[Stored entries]
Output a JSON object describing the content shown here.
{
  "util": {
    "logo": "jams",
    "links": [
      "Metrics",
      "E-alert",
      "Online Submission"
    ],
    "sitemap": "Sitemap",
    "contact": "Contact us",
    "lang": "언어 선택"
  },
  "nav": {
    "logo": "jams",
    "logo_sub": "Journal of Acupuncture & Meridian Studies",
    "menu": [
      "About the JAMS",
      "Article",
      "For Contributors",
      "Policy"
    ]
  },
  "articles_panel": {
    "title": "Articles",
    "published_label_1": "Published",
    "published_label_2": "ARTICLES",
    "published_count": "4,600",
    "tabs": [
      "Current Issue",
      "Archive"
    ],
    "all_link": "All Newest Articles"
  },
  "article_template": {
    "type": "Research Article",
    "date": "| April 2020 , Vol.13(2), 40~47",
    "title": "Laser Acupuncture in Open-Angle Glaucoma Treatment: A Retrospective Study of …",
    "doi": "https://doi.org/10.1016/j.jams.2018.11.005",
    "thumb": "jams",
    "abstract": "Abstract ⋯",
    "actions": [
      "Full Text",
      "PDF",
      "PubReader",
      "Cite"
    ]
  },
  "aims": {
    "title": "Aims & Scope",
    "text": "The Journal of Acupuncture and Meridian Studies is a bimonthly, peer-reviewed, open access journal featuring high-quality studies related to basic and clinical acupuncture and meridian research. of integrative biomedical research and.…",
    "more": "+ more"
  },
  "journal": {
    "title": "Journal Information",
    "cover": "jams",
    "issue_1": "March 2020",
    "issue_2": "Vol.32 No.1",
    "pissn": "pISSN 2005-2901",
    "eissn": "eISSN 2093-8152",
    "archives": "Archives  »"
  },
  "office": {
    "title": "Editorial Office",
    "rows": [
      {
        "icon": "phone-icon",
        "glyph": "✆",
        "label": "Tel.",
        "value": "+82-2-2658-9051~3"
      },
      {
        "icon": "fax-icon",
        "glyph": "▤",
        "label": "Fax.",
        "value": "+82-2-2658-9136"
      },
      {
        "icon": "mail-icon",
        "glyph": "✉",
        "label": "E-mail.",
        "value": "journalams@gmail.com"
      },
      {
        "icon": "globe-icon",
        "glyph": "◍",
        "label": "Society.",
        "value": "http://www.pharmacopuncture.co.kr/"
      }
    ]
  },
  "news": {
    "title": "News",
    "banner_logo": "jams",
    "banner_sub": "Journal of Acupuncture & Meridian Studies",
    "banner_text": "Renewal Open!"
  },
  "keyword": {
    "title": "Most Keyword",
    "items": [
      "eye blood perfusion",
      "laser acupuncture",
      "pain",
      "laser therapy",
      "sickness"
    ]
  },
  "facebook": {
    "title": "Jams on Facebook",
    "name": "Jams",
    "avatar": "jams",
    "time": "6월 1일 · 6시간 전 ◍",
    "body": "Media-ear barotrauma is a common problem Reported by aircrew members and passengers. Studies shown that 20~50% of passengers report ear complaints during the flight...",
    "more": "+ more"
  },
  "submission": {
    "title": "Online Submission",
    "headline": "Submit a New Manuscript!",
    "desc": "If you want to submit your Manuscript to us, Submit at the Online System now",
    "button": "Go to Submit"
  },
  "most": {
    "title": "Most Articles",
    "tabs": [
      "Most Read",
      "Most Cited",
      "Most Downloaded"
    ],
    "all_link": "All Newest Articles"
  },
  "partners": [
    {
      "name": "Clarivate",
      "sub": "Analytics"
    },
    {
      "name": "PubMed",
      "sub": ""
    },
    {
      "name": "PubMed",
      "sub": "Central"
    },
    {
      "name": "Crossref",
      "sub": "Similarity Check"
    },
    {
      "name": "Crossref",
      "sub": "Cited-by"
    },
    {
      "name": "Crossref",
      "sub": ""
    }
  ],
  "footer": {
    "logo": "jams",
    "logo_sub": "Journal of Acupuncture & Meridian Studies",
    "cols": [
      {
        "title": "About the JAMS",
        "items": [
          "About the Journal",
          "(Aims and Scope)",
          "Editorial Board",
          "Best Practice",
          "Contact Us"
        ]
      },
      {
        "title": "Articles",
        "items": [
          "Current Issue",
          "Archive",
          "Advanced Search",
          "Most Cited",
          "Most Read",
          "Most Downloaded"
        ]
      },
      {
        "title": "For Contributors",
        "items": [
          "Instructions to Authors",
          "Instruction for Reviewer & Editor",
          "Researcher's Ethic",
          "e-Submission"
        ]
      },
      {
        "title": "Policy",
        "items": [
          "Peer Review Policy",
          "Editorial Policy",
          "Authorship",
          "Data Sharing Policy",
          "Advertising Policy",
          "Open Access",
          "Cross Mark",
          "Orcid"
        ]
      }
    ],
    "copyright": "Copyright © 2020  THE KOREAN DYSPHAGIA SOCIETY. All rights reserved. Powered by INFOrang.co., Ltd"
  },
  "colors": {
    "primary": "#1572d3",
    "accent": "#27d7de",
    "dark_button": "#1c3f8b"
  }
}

◆ **CHALLENGE**
Your task is to retype all the records above with nothing left out.

◆ **FINISHED EXERCISE**
Output a JSON object describing the content shown here.
{
  "util": {
    "logo": "jams",
    "links": [
      "Metrics",
      "E-alert",
      "Online Submission"
    ],
    "sitemap": "Sitemap",
    "contact": "Contact us",
    "lang": "언어 선택"
  },
  "nav": {
    "logo": "jams",
    "logo_sub": "Journal of Acupuncture & Meridian Studies",
    "menu": [
      "About the JAMS",
      "Article",
      "For Contributors",
      "Policy"
    ]
  },
  "articles_panel": {
    "title": "Articles",
    "published_label_1": "Published",
    "published_label_2": "ARTICLES",
    "published_count": "4,600",
    "tabs": [
      "Current Issue",
      "Archive"
    ],
    "all_link": "All Newest Articles"
  },
  "article_template": {
    "type": "Research Article",
    "date": "| April 2020 , Vol.13(2), 40~47",
    "title": "Laser Acupuncture in Open-Angle Glaucoma Treatment: A Retrospective Study of …",
    "doi": "https://doi.org/10.1016/j.jams.2018.11.005",
    "thumb": "jams",
    "abstract": "Abstract ⋯",
    "actions": [
      "Full Text",
      "PDF",
      "PubReader",
      "Cite"
    ]
  },
  "aims": {
    "title": "Aims & Scope",
    "text": "The Journal of Acupuncture and Meridian Studies is a bimonthly, peer-reviewed, open access journal featuring high-quality studies related to basic and clinical acupuncture and meridian research. of integrative biomedical research and.…",
    "more": "+ more"
  },
  "journal": {
    "title": "Journal Information",
    "cover": "jams",
    "issue_1": "March 2020",
    "issue_2": "Vol.32 No.1",
    "pissn": "pISSN 2005-2901",
    "eissn": "eISSN 2093-8152",
    "archives": "Archives  »"
  },
  "office": {
    "title": "Editorial Office",
    "rows": [
      {
        "icon": "phone-icon",
        "glyph": "✆",
        "label": "Tel.",
        "value": "+82-2-2658-9051~3"
      },
      {
        "icon": "fax-icon",
        "glyph": "▤",
        "label": "Fax.",
        "value": "+82-2-2658-9136"
      },
      {
        "icon": "mail-icon",
        "glyph": "✉",
        "label": "E-mail.",
        "value": "journalams@gmail.com"
      },
      {
        "icon": "globe-icon",
        "glyph": "◍",
        "label": "Society.",
        "value": "http://www.pharmacopuncture.co.kr/"
      }
    ]
  },
  "news": {
    "title": "News",
    "banner_logo": "jams",
    "banner_sub": "Journal of Acupuncture & Meridian Studies",
    "banner_text": "Renewal Open!"
  },
  "keyword": {
    "title": "Most Keyword",
    "items": [
      "eye blood perfusion",
      "laser acupuncture",
      "pain",
      "laser therapy",
      "sickness"
    ]
  },
  "facebook": {
    "title": "Jams on Facebook",
    "name": "Jams",
    "avatar": "jams",
    "time": "6월 1일 · 6시간 전 ◍",
    "body": "Media-ear barotrauma is a common problem Reported by aircrew members and passengers. Studies shown that 20~50% of passengers report ear complaints during the flight...",
    "more": "+ more"
  },
  "submission": {
    "title": "Online Submission",
    "headline": "Submit a New Manuscript!",
    "desc": "If you want to submit your Manuscript to us, Submit at the Online System now",
    "button": "Go to Submit"
  },
  "most": {
    "title": "Most Articles",
    "tabs": [
      "Most Read",
      "Most Cited",
      "Most Downloaded"
    ],
    "all_link": "All Newest Articles"
  },
  "partners": [
    {
      "name": "Clarivate",
      "sub": "Analytics"
    },
    {
      "name": "PubMed",
      "sub": ""
    },
    {
      "name": "PubMed",
      "sub": "Central"
    },
    {
      "name": "Crossref",
      "sub": "Similarity Check"
    },
    {
      "name": "Crossref",
      "sub": "Cited-by"
    },
    {
      "name": "Crossref",
      "sub": ""
    }
  ],
  "footer": {
    "logo": "jams",
    "logo_sub": "Journal of Acupuncture & Meridian Studies",
    "cols": [
      {
        "title": "About the JAMS",
        "items": [
          "About the Journal",
          "(Aims and Scope)",
          "Editorial Board",
          "Best Practice",
          "Contact Us"
        ]
      },
      {
        "title": "Articles",
        "items": [
          "Current Issue",
          "Archive",
          "Advanced Search",
          "Most Cited",
          "Most Read",
          "Most Downloaded"
        ]
      },
      {
        "title": "For Contributors",
        "items": [
          "Instructions to Authors",
          "Instruction for Reviewer & Editor",
          "Researcher's Ethic",
          "e-Submission"
        ]
      },
      {
        "title": "Policy",
        "items": [
          "Peer Review Policy",
          "Editorial Policy",
          "Authorship",
          "Data Sharing Policy",
          "Advertising Policy",
          "Open Access",
          "Cross Mark",
          "Orcid"
        ]
      }
    ],
    "copyright": "Copyright © 2020  THE KOREAN DYSPHAGIA SOCIETY. All rights reserved. Powered by INFOrang.co., Ltd"
  },
  "colors": {
    "primary": "#1572d3",
    "accent": "#27d7de",
    "dark_button": "#1c3f8b"
  }
}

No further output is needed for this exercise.